Dataset records:
+---+
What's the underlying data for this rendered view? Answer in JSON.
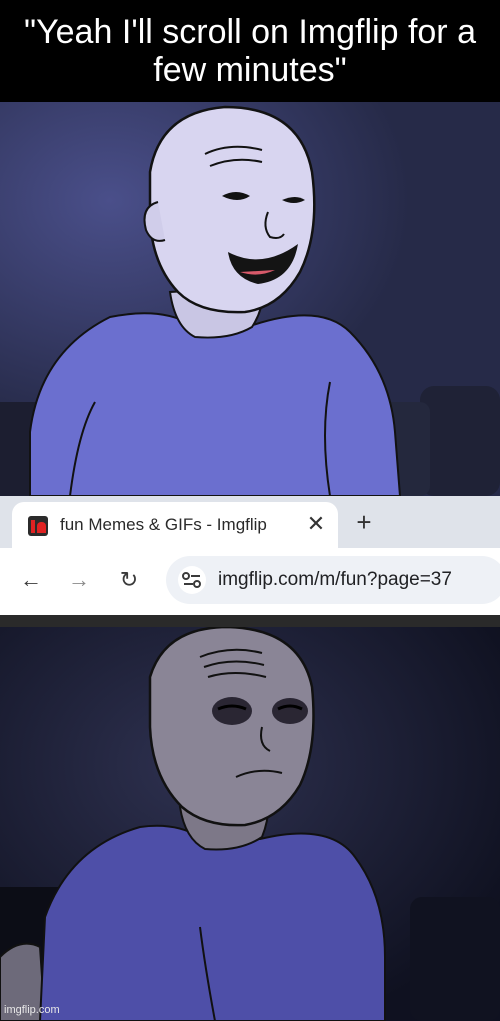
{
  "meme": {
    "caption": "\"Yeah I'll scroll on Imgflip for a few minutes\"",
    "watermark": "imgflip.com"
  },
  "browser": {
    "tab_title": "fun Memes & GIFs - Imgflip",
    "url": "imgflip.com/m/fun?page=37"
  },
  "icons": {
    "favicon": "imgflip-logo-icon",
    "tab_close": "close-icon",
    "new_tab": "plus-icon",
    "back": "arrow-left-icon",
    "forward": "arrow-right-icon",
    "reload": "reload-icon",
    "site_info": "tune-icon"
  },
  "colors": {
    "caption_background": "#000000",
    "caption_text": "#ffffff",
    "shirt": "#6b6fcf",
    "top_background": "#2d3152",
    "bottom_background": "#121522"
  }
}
+---+
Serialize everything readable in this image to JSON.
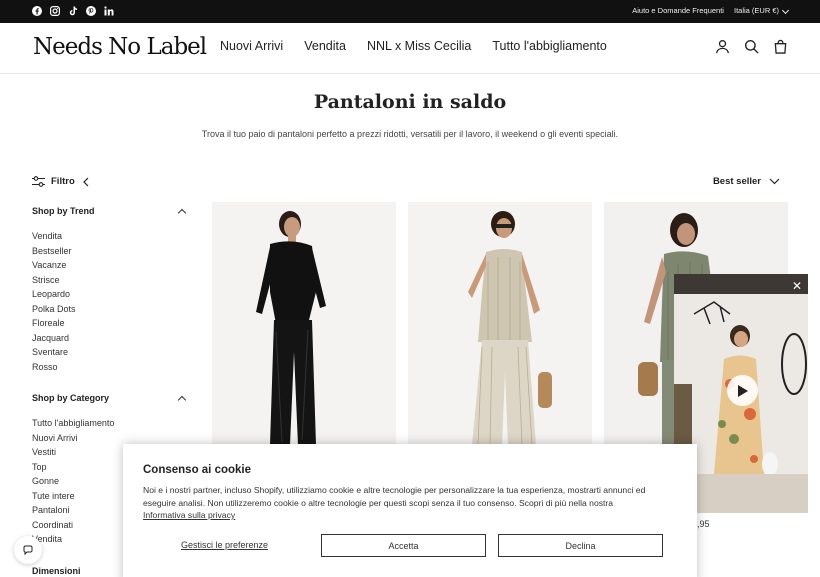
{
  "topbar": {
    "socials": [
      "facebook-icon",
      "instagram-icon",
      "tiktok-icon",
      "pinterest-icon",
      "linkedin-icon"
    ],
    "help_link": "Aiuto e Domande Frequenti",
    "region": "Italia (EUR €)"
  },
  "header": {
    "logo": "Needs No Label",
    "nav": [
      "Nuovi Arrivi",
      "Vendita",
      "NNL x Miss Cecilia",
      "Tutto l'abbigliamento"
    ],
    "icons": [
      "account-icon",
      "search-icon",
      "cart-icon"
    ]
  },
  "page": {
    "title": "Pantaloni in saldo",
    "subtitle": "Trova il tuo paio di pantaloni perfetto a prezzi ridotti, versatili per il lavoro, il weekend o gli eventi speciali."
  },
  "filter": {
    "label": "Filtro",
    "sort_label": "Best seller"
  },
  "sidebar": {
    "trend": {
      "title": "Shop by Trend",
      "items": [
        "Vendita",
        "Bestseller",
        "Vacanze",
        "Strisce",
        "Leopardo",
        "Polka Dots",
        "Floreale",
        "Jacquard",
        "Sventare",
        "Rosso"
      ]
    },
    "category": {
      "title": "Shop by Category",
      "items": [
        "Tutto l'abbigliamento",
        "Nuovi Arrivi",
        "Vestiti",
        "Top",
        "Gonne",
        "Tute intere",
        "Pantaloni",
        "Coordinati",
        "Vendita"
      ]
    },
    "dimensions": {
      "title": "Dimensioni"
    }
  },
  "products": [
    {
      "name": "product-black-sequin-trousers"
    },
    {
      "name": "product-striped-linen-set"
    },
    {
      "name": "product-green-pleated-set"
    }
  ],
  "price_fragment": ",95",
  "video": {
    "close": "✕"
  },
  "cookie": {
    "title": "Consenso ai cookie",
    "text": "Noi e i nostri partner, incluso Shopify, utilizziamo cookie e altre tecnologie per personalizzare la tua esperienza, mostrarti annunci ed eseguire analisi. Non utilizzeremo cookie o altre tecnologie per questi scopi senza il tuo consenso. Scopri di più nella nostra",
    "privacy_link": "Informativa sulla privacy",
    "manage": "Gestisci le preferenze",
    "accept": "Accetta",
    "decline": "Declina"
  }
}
+---+
Problem statement:
In the listing above, count each line that holds the string "name". Give the number only.

Task result:
3